— begin Material provided —

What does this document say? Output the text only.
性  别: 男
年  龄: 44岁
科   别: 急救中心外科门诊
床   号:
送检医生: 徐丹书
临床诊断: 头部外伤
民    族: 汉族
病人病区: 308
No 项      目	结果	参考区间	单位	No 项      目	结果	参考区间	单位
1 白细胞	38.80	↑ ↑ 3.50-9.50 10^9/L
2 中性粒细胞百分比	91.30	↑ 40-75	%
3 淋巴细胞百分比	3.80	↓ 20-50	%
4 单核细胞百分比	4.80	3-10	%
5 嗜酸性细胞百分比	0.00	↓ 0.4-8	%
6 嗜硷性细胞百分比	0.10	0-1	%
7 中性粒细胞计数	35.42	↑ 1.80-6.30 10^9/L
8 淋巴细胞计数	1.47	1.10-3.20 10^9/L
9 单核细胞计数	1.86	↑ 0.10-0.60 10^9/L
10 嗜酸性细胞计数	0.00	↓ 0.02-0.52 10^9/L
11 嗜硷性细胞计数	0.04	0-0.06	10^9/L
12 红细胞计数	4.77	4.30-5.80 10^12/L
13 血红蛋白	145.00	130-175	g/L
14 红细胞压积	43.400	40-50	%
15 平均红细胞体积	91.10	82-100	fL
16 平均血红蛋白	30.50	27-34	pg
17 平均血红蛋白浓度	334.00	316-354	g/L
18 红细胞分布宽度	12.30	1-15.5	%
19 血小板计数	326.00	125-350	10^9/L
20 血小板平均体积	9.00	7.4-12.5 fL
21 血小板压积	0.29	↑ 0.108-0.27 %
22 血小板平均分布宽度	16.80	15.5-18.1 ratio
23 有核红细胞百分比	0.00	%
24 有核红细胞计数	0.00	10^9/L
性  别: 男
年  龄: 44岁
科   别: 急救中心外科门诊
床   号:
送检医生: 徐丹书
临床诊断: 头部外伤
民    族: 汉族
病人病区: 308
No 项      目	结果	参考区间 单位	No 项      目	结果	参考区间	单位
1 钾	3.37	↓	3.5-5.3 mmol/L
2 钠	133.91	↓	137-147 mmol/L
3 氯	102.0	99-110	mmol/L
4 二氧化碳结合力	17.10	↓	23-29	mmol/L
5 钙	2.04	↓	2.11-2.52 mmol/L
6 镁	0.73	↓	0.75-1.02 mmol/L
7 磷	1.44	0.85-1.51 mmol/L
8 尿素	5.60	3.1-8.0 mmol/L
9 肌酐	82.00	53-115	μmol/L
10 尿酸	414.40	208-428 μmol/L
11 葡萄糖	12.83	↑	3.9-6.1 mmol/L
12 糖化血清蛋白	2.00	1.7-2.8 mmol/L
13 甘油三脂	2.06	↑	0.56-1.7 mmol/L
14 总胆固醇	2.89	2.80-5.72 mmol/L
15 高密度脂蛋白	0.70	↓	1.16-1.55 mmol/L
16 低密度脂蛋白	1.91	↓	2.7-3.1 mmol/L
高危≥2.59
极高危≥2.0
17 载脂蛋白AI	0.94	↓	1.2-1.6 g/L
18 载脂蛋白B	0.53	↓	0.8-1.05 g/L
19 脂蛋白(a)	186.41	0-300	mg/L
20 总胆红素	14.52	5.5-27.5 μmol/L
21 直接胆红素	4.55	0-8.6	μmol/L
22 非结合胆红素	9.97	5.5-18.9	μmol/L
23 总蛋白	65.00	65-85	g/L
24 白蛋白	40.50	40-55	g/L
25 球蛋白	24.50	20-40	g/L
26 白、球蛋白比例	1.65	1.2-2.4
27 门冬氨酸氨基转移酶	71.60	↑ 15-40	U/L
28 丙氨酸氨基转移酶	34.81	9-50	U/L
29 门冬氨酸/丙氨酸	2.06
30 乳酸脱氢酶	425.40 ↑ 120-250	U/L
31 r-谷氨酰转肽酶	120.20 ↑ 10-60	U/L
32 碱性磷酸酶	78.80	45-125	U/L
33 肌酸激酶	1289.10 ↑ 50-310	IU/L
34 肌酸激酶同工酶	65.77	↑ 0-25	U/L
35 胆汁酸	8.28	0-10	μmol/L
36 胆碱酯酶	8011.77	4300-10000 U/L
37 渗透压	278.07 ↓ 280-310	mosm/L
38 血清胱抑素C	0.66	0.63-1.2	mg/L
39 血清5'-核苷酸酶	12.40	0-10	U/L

— end Material provided —

§ Written problem: Extract from the material all lines containing the string "参考区间".

§ Right answer:
No 项      目	结果	参考区间	单位	No 项      目	结果	参考区间	单位
No 项      目	结果	参考区间 单位	No 项      目	结果	参考区间	单位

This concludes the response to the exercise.